■ **Exercise description**:
Lines containing the word "CNRS" are the ones to copy from the records below.

■ **Record extracts**:
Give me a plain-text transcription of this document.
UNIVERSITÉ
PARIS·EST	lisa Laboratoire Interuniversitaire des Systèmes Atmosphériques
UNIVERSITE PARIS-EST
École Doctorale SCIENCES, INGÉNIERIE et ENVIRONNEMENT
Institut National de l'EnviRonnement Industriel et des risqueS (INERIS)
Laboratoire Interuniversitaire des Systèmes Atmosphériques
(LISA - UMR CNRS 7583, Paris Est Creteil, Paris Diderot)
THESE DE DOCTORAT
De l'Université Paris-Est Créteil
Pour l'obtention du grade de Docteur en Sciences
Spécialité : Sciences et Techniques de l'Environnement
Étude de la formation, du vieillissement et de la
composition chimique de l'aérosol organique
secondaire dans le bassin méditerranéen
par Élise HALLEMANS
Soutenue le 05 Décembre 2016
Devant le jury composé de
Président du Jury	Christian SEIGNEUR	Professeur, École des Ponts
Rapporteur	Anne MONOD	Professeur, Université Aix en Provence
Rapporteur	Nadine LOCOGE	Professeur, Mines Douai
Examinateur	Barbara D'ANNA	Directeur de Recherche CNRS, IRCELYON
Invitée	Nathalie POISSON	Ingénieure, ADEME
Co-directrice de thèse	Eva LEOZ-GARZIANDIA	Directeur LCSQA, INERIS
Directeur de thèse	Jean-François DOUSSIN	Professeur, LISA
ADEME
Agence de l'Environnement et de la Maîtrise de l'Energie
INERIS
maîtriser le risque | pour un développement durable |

■ **Right answer**:
(LISA - UMR CNRS 7583, Paris Est Creteil, Paris Diderot)
Examinateur	Barbara D'ANNA	Directeur de Recherche CNRS, IRCELYON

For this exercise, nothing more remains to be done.